Collect every line of the records below that contains the word "image".
-- Start --
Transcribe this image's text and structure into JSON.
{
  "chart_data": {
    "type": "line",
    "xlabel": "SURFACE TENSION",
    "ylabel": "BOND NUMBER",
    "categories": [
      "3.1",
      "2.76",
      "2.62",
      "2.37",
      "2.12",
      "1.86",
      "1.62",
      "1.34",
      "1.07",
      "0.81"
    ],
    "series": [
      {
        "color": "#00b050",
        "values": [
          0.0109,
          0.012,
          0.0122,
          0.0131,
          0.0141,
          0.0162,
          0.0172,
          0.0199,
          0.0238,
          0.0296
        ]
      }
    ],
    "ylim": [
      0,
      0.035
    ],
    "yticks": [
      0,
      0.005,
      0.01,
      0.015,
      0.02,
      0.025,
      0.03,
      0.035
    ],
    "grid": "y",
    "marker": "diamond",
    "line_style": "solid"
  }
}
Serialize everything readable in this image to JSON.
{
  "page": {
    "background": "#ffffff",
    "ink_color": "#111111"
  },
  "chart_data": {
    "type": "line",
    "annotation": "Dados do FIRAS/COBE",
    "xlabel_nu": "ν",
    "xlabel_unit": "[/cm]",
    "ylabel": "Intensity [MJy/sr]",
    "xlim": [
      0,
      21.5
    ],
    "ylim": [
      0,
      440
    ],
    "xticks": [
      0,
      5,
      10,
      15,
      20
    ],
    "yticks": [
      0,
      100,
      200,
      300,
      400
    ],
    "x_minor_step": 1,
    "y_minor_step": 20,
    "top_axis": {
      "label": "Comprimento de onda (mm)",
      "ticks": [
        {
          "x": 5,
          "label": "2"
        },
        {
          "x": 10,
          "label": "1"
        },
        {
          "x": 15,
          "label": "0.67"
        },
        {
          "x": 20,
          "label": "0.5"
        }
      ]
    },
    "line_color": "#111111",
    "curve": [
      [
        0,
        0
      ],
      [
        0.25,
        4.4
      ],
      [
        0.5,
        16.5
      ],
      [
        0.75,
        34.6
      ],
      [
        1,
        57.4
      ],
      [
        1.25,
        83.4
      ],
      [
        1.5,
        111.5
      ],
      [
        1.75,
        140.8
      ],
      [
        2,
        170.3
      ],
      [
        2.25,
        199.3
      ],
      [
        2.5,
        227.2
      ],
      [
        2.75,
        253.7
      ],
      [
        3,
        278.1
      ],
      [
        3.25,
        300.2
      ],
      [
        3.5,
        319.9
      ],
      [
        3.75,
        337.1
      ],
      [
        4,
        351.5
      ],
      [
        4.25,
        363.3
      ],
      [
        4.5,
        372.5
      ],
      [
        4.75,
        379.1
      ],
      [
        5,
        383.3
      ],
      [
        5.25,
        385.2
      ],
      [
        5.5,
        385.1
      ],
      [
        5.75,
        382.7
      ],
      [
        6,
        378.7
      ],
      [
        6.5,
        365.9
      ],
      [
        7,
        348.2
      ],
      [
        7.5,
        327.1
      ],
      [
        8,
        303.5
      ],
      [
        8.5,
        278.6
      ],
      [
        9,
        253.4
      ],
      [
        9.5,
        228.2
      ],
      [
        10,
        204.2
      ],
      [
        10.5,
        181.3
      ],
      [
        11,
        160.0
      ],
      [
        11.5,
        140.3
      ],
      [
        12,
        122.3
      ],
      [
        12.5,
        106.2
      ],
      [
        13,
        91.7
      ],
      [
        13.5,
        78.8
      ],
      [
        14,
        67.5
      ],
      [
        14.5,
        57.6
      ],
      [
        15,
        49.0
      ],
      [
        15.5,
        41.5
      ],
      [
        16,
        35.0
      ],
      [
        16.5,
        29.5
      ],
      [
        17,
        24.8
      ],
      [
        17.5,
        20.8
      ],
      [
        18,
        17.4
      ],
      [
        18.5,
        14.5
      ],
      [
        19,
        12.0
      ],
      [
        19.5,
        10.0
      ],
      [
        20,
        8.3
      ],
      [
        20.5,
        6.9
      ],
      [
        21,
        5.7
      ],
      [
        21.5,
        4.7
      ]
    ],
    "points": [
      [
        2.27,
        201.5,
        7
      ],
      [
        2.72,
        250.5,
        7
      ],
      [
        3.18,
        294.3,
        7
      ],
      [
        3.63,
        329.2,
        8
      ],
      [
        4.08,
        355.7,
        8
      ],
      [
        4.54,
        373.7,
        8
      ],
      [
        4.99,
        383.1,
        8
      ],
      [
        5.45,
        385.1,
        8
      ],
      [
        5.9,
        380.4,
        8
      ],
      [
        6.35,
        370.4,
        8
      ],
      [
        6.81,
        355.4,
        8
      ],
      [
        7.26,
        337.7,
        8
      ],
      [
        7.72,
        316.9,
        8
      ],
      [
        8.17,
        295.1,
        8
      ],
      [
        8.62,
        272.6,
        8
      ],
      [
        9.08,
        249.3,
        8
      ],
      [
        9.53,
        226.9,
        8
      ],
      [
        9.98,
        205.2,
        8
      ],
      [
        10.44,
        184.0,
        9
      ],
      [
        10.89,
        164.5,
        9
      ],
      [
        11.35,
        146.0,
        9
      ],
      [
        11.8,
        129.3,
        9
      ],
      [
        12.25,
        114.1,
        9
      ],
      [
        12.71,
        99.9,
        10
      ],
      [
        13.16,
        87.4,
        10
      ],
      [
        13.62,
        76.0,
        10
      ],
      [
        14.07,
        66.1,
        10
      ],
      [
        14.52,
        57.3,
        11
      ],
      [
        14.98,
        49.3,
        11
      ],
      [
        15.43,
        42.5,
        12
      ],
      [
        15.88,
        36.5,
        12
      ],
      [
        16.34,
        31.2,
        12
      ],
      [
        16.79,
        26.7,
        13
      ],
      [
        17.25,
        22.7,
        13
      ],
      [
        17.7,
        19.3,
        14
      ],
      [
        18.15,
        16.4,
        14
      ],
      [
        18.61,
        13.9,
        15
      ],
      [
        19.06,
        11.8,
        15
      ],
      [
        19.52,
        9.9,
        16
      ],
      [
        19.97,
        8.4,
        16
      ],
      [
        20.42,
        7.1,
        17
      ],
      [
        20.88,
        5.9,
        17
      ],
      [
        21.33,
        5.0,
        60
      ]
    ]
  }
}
-- End --
## TASK OUTPUT
Transcribe this image's text and structure into JSON.
Serialize everything readable in this image to JSON.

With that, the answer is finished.